*GIVEN TASK*: How many of the lines below include "text"? Give the number and no other words.

*DATA EXTRACT*:
○ ○ ○ ○

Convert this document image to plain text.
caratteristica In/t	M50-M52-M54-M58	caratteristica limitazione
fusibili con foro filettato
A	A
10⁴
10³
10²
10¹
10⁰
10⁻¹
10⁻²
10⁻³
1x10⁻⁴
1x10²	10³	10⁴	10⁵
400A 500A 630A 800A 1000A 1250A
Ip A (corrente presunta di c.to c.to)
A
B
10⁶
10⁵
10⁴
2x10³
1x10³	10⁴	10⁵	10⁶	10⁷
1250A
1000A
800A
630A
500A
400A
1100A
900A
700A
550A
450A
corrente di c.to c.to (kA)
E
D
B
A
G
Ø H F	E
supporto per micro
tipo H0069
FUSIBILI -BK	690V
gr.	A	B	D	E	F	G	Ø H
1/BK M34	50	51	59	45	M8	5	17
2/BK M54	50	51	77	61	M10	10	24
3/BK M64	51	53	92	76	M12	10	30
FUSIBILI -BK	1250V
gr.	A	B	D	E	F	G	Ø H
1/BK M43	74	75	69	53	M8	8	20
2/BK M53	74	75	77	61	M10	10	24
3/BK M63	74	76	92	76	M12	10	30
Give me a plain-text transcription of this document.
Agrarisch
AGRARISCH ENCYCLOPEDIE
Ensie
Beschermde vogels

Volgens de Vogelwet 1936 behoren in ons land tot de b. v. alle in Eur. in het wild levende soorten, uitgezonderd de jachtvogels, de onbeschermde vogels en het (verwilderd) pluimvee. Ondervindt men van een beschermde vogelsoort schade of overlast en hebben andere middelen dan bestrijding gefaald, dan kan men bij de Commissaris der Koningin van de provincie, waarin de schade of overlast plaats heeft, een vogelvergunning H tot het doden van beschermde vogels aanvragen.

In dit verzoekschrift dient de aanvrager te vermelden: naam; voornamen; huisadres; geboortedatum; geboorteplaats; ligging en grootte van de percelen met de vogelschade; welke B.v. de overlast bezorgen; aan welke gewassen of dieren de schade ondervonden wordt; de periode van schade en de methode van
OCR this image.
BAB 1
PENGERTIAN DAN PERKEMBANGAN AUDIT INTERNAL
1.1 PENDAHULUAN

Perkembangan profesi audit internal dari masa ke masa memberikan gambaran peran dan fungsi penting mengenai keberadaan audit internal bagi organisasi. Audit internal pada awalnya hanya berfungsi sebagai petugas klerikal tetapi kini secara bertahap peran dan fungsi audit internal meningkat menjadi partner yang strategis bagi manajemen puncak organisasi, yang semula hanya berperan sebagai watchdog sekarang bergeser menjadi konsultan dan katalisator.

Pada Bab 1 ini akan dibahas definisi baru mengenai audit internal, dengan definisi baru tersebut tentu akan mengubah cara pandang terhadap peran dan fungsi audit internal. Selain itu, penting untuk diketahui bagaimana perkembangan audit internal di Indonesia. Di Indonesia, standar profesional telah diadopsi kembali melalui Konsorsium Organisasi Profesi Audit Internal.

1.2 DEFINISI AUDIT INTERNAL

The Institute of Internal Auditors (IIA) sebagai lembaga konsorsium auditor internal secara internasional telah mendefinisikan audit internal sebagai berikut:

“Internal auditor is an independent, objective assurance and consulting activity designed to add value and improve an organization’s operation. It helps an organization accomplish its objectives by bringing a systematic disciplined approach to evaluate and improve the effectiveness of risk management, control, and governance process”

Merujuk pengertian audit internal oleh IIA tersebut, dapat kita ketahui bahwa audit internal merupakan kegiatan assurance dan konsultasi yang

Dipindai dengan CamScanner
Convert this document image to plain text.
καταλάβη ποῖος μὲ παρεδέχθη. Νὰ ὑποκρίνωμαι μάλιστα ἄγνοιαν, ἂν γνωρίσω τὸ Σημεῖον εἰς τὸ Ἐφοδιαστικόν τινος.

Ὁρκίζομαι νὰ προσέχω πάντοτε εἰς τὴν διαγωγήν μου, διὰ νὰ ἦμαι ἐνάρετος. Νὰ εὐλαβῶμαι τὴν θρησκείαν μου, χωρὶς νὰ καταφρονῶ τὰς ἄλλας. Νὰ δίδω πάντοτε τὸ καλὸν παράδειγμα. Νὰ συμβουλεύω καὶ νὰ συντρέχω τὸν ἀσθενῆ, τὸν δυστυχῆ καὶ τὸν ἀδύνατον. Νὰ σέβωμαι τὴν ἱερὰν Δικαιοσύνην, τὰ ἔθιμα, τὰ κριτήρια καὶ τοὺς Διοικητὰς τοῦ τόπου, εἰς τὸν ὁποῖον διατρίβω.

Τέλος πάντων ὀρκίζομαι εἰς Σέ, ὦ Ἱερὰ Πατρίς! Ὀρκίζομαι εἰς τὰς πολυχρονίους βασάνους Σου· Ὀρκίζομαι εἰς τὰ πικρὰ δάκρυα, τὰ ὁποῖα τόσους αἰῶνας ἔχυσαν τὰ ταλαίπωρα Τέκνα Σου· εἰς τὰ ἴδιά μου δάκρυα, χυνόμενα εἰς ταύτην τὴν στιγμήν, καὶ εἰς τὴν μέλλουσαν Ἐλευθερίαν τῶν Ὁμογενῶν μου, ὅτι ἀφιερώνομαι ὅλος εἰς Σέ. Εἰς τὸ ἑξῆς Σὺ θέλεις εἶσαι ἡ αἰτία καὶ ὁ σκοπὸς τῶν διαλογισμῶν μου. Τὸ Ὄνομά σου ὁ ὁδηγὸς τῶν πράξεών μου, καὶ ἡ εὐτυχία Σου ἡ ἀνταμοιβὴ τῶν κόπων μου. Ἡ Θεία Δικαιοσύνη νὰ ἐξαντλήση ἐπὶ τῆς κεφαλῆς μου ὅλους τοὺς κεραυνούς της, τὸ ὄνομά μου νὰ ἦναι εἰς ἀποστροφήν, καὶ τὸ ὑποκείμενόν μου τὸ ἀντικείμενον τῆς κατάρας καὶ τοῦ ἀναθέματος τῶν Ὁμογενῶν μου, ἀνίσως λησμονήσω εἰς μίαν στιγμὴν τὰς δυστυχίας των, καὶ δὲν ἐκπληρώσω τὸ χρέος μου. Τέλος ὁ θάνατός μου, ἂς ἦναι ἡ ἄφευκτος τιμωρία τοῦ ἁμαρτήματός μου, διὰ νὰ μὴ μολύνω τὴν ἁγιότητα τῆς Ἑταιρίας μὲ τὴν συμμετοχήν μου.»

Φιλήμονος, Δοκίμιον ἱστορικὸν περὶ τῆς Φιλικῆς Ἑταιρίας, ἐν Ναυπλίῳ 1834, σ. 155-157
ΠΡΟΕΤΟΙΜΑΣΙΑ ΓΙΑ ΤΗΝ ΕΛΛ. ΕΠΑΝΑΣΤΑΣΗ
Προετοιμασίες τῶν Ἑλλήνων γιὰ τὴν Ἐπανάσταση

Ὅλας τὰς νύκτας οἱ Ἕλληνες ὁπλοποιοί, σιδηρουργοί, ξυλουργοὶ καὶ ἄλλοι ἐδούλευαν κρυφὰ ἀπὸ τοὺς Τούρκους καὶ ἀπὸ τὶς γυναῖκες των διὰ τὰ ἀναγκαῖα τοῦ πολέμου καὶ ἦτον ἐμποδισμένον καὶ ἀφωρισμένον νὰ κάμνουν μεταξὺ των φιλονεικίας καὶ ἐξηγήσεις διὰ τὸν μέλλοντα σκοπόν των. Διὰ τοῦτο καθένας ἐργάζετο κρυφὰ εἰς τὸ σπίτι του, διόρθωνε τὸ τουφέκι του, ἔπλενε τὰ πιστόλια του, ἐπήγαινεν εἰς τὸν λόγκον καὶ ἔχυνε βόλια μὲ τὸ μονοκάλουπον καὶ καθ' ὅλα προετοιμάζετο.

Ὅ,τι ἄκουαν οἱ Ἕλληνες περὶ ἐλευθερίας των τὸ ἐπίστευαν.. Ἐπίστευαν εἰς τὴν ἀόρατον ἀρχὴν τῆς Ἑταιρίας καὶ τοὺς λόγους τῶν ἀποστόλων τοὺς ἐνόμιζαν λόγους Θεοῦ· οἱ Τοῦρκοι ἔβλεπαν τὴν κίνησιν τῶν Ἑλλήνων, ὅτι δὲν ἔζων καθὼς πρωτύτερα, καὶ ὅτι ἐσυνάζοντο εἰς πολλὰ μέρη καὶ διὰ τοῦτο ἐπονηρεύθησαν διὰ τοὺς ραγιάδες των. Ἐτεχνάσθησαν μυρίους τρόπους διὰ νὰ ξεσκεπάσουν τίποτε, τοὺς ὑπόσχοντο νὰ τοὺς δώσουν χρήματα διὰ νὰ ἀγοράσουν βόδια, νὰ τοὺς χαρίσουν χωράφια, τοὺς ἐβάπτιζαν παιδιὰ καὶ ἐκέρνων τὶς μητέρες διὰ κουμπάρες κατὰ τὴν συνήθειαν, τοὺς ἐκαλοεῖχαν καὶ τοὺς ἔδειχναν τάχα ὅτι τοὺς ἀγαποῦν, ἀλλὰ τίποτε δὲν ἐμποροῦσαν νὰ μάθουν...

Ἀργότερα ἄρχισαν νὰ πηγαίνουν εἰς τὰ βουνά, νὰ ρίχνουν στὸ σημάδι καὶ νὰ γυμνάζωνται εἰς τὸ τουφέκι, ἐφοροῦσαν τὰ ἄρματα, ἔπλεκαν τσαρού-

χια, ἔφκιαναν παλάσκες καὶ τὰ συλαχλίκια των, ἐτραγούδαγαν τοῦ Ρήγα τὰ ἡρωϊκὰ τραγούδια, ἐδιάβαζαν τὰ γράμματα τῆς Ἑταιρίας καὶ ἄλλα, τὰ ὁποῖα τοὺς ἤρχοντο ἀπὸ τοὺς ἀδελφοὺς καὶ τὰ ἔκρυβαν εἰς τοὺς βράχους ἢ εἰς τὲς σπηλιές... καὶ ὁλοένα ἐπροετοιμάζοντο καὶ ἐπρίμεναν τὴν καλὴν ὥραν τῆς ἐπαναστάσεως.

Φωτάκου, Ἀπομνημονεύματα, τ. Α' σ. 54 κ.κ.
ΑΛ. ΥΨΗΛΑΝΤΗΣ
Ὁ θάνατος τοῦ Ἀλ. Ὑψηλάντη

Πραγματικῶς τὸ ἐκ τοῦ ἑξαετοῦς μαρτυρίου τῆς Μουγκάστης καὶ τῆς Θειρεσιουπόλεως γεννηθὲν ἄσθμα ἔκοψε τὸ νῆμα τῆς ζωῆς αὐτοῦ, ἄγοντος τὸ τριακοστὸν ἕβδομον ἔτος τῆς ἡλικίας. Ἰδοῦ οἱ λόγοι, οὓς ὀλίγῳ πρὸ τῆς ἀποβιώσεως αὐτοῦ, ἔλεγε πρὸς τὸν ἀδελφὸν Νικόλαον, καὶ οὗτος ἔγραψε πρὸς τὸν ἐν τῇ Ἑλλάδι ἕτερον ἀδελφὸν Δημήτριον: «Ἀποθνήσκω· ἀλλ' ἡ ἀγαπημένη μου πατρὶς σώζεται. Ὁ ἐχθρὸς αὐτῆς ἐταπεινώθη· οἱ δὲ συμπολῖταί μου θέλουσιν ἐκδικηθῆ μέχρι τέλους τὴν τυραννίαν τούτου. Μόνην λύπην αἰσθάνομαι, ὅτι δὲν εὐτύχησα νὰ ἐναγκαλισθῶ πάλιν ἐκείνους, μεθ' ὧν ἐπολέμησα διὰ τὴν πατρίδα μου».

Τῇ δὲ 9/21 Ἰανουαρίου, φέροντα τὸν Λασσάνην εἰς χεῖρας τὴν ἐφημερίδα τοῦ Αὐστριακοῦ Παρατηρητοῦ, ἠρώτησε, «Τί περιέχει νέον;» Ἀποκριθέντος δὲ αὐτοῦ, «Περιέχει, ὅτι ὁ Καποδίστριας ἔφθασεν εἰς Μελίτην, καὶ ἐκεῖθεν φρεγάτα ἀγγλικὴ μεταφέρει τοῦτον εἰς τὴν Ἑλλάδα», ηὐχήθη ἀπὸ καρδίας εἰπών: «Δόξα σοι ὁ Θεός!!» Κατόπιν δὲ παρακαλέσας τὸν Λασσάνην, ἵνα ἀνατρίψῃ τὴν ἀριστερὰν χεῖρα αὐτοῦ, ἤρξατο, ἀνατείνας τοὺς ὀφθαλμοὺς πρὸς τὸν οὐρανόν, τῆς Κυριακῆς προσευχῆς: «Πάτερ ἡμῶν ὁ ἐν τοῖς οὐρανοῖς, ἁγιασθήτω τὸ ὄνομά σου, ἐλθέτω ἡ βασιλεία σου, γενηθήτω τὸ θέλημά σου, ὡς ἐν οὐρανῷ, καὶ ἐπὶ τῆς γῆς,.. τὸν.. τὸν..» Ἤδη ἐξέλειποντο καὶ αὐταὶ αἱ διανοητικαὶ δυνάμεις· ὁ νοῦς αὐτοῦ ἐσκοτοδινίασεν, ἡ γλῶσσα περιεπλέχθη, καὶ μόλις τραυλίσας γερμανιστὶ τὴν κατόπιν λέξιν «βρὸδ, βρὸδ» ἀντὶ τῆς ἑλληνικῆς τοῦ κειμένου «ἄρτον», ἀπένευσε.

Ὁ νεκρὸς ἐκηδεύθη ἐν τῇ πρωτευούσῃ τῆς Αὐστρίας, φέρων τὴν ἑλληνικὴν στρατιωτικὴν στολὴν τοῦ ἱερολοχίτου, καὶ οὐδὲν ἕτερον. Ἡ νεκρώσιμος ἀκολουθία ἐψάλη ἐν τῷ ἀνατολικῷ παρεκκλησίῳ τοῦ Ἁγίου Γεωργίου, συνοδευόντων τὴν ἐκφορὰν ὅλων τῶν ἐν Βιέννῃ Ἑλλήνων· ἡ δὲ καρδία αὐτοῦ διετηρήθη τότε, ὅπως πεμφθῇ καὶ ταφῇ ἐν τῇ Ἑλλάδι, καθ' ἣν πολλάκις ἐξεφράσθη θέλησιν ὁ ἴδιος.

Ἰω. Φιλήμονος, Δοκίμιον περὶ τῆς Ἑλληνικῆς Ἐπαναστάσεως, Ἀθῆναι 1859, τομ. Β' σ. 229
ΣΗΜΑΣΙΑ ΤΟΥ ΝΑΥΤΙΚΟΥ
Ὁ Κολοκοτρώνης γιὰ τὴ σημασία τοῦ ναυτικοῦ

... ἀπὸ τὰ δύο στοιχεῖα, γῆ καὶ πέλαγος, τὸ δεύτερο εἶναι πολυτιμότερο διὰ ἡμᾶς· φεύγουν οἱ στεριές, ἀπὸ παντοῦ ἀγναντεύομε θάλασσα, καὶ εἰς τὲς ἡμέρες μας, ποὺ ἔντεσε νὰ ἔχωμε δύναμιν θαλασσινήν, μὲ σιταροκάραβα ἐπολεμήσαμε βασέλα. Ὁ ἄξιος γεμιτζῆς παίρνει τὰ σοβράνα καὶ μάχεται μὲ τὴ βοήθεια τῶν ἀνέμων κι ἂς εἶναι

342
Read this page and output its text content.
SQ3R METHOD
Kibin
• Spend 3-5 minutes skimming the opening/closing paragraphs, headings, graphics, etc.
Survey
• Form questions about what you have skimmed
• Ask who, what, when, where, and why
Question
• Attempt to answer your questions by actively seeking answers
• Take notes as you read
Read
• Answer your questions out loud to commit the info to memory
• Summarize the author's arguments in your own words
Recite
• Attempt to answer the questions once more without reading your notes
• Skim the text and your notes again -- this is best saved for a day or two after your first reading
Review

○ ○ ○ ○

*TASK RESPONSE*: 5